● **TASK REQUIREMENTS**: Set down the whole listing verbatim.

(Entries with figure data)
▬▬▬▬▬▬
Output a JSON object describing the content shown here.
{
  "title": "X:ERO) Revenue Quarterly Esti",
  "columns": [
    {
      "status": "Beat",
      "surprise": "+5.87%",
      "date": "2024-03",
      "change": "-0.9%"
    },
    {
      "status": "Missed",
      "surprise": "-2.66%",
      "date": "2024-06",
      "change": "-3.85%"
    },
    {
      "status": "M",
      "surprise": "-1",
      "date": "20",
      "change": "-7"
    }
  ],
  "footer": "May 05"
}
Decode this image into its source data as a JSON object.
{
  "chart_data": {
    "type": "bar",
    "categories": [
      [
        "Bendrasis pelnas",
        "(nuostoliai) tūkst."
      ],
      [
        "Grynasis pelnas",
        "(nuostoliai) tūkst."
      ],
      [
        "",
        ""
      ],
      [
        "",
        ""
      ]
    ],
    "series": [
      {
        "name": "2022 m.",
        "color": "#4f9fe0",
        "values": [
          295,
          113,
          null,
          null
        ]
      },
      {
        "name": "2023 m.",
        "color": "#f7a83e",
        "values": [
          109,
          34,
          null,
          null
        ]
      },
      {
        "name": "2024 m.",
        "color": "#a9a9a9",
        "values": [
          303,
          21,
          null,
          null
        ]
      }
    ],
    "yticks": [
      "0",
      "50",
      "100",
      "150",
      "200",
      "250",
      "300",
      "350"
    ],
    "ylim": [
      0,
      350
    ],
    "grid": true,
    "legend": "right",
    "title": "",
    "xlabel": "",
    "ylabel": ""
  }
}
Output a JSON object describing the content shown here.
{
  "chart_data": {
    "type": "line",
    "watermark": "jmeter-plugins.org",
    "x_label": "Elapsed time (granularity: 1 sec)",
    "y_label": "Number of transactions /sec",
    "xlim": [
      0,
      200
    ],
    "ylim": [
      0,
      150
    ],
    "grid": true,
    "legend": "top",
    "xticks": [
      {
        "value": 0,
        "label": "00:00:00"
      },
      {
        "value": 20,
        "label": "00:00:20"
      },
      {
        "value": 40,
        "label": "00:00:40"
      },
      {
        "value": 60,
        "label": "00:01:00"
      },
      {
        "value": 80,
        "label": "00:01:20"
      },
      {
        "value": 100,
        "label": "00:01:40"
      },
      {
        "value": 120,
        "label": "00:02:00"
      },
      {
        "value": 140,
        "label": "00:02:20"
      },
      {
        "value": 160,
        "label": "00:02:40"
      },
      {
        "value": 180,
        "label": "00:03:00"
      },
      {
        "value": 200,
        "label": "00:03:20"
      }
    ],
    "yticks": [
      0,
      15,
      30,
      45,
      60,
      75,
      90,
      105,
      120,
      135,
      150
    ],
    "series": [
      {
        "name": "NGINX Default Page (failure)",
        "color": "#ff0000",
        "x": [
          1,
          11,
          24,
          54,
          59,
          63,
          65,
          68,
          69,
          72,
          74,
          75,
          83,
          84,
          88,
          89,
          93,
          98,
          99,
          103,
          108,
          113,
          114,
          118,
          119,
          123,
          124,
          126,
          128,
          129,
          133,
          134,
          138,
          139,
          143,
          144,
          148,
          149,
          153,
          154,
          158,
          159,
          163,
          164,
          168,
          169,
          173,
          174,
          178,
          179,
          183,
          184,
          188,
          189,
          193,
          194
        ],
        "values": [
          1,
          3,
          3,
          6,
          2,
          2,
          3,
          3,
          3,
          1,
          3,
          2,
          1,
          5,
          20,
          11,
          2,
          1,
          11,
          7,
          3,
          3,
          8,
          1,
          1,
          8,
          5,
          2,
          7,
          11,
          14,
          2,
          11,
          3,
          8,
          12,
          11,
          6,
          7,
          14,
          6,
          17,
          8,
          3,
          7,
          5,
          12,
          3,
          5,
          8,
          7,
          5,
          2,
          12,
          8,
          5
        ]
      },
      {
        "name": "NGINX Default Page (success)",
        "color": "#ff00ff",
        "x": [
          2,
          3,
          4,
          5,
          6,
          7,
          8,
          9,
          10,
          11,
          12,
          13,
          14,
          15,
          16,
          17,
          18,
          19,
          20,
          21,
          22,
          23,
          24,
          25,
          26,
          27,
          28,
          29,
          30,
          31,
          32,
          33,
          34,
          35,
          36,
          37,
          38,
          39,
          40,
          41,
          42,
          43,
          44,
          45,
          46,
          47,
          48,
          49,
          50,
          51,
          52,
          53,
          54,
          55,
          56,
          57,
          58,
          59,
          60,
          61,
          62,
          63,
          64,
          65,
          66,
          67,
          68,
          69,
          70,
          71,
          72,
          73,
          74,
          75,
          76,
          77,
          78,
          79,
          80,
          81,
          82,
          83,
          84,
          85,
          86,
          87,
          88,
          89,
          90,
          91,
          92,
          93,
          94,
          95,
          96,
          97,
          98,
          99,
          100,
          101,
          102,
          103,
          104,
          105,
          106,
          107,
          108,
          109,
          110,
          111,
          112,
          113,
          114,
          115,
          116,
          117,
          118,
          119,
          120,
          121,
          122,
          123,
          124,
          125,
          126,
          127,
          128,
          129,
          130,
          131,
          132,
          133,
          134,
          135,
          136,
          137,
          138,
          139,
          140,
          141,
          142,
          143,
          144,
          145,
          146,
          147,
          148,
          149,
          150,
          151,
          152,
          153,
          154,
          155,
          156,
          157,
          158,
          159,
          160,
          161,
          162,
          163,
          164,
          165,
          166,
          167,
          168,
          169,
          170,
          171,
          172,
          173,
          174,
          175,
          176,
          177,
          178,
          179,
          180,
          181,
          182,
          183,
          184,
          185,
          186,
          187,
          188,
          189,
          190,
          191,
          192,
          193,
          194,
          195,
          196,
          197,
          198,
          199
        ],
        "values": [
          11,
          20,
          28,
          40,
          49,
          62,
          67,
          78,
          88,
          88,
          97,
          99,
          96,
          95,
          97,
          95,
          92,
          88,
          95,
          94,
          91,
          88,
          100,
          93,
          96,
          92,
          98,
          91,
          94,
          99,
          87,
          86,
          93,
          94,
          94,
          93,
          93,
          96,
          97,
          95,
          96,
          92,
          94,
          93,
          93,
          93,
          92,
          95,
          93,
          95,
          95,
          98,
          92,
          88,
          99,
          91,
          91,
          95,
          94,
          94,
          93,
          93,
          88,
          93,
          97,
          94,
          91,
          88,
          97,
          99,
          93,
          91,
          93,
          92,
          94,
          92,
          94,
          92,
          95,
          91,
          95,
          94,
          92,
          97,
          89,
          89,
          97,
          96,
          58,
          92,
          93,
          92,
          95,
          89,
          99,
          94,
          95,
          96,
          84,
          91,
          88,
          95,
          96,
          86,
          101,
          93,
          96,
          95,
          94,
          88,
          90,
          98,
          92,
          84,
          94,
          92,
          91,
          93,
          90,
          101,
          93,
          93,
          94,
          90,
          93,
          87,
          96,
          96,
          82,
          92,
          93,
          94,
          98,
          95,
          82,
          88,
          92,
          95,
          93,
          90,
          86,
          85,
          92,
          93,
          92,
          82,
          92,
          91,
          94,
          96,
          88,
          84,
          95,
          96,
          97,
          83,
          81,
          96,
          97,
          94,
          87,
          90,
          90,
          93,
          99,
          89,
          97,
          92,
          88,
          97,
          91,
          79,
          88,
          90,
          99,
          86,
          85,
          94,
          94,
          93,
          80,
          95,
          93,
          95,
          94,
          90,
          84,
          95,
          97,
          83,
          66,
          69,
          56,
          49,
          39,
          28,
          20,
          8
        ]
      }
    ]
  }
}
▬▬▬▬▬▬
● **ANSWER IN FULL**:
Output a JSON object describing the content shown here.
{
  "title": "X:ERO) Revenue Quarterly Esti",
  "columns": [
    {
      "status": "Beat",
      "surprise": "+5.87%",
      "date": "2024-03",
      "change": "-0.9%"
    },
    {
      "status": "Missed",
      "surprise": "-2.66%",
      "date": "2024-06",
      "change": "-3.85%"
    },
    {
      "status": "M",
      "surprise": "-1",
      "date": "20",
      "change": "-7"
    }
  ],
  "footer": "May 05"
}
Decode this image into its source data as a JSON object.
{
  "chart_data": {
    "type": "bar",
    "categories": [
      [
        "Bendrasis pelnas",
        "(nuostoliai) tūkst."
      ],
      [
        "Grynasis pelnas",
        "(nuostoliai) tūkst."
      ],
      [
        "",
        ""
      ],
      [
        "",
        ""
      ]
    ],
    "series": [
      {
        "name": "2022 m.",
        "color": "#4f9fe0",
        "values": [
          295,
          113,
          null,
          null
        ]
      },
      {
        "name": "2023 m.",
        "color": "#f7a83e",
        "values": [
          109,
          34,
          null,
          null
        ]
      },
      {
        "name": "2024 m.",
        "color": "#a9a9a9",
        "values": [
          303,
          21,
          null,
          null
        ]
      }
    ],
    "yticks": [
      "0",
      "50",
      "100",
      "150",
      "200",
      "250",
      "300",
      "350"
    ],
    "ylim": [
      0,
      350
    ],
    "grid": true,
    "legend": "right",
    "title": "",
    "xlabel": "",
    "ylabel": ""
  }
}
Output a JSON object describing the content shown here.
{
  "chart_data": {
    "type": "line",
    "watermark": "jmeter-plugins.org",
    "x_label": "Elapsed time (granularity: 1 sec)",
    "y_label": "Number of transactions /sec",
    "xlim": [
      0,
      200
    ],
    "ylim": [
      0,
      150
    ],
    "grid": true,
    "legend": "top",
    "xticks": [
      {
        "value": 0,
        "label": "00:00:00"
      },
      {
        "value": 20,
        "label": "00:00:20"
      },
      {
        "value": 40,
        "label": "00:00:40"
      },
      {
        "value": 60,
        "label": "00:01:00"
      },
      {
        "value": 80,
        "label": "00:01:20"
      },
      {
        "value": 100,
        "label": "00:01:40"
      },
      {
        "value": 120,
        "label": "00:02:00"
      },
      {
        "value": 140,
        "label": "00:02:20"
      },
      {
        "value": 160,
        "label": "00:02:40"
      },
      {
        "value": 180,
        "label": "00:03:00"
      },
      {
        "value": 200,
        "label": "00:03:20"
      }
    ],
    "yticks": [
      0,
      15,
      30,
      45,
      60,
      75,
      90,
      105,
      120,
      135,
      150
    ],
    "series": [
      {
        "name": "NGINX Default Page (failure)",
        "color": "#ff0000",
        "x": [
          1,
          11,
          24,
          54,
          59,
          63,
          65,
          68,
          69,
          72,
          74,
          75,
          83,
          84,
          88,
          89,
          93,
          98,
          99,
          103,
          108,
          113,
          114,
          118,
          119,
          123,
          124,
          126,
          128,
          129,
          133,
          134,
          138,
          139,
          143,
          144,
          148,
          149,
          153,
          154,
          158,
          159,
          163,
          164,
          168,
          169,
          173,
          174,
          178,
          179,
          183,
          184,
          188,
          189,
          193,
          194
        ],
        "values": [
          1,
          3,
          3,
          6,
          2,
          2,
          3,
          3,
          3,
          1,
          3,
          2,
          1,
          5,
          20,
          11,
          2,
          1,
          11,
          7,
          3,
          3,
          8,
          1,
          1,
          8,
          5,
          2,
          7,
          11,
          14,
          2,
          11,
          3,
          8,
          12,
          11,
          6,
          7,
          14,
          6,
          17,
          8,
          3,
          7,
          5,
          12,
          3,
          5,
          8,
          7,
          5,
          2,
          12,
          8,
          5
        ]
      },
      {
        "name": "NGINX Default Page (success)",
        "color": "#ff00ff",
        "x": [
          2,
          3,
          4,
          5,
          6,
          7,
          8,
          9,
          10,
          11,
          12,
          13,
          14,
          15,
          16,
          17,
          18,
          19,
          20,
          21,
          22,
          23,
          24,
          25,
          26,
          27,
          28,
          29,
          30,
          31,
          32,
          33,
          34,
          35,
          36,
          37,
          38,
          39,
          40,
          41,
          42,
          43,
          44,
          45,
          46,
          47,
          48,
          49,
          50,
          51,
          52,
          53,
          54,
          55,
          56,
          57,
          58,
          59,
          60,
          61,
          62,
          63,
          64,
          65,
          66,
          67,
          68,
          69,
          70,
          71,
          72,
          73,
          74,
          75,
          76,
          77,
          78,
          79,
          80,
          81,
          82,
          83,
          84,
          85,
          86,
          87,
          88,
          89,
          90,
          91,
          92,
          93,
          94,
          95,
          96,
          97,
          98,
          99,
          100,
          101,
          102,
          103,
          104,
          105,
          106,
          107,
          108,
          109,
          110,
          111,
          112,
          113,
          114,
          115,
          116,
          117,
          118,
          119,
          120,
          121,
          122,
          123,
          124,
          125,
          126,
          127,
          128,
          129,
          130,
          131,
          132,
          133,
          134,
          135,
          136,
          137,
          138,
          139,
          140,
          141,
          142,
          143,
          144,
          145,
          146,
          147,
          148,
          149,
          150,
          151,
          152,
          153,
          154,
          155,
          156,
          157,
          158,
          159,
          160,
          161,
          162,
          163,
          164,
          165,
          166,
          167,
          168,
          169,
          170,
          171,
          172,
          173,
          174,
          175,
          176,
          177,
          178,
          179,
          180,
          181,
          182,
          183,
          184,
          185,
          186,
          187,
          188,
          189,
          190,
          191,
          192,
          193,
          194,
          195,
          196,
          197,
          198,
          199
        ],
        "values": [
          11,
          20,
          28,
          40,
          49,
          62,
          67,
          78,
          88,
          88,
          97,
          99,
          96,
          95,
          97,
          95,
          92,
          88,
          95,
          94,
          91,
          88,
          100,
          93,
          96,
          92,
          98,
          91,
          94,
          99,
          87,
          86,
          93,
          94,
          94,
          93,
          93,
          96,
          97,
          95,
          96,
          92,
          94,
          93,
          93,
          93,
          92,
          95,
          93,
          95,
          95,
          98,
          92,
          88,
          99,
          91,
          91,
          95,
          94,
          94,
          93,
          93,
          88,
          93,
          97,
          94,
          91,
          88,
          97,
          99,
          93,
          91,
          93,
          92,
          94,
          92,
          94,
          92,
          95,
          91,
          95,
          94,
          92,
          97,
          89,
          89,
          97,
          96,
          58,
          92,
          93,
          92,
          95,
          89,
          99,
          94,
          95,
          96,
          84,
          91,
          88,
          95,
          96,
          86,
          101,
          93,
          96,
          95,
          94,
          88,
          90,
          98,
          92,
          84,
          94,
          92,
          91,
          93,
          90,
          101,
          93,
          93,
          94,
          90,
          93,
          87,
          96,
          96,
          82,
          92,
          93,
          94,
          98,
          95,
          82,
          88,
          92,
          95,
          93,
          90,
          86,
          85,
          92,
          93,
          92,
          82,
          92,
          91,
          94,
          96,
          88,
          84,
          95,
          96,
          97,
          83,
          81,
          96,
          97,
          94,
          87,
          90,
          90,
          93,
          99,
          89,
          97,
          92,
          88,
          97,
          91,
          79,
          88,
          90,
          99,
          86,
          85,
          94,
          94,
          93,
          80,
          95,
          93,
          95,
          94,
          90,
          84,
          95,
          97,
          83,
          66,
          69,
          56,
          49,
          39,
          28,
          20,
          8
        ]
      }
    ]
  }
}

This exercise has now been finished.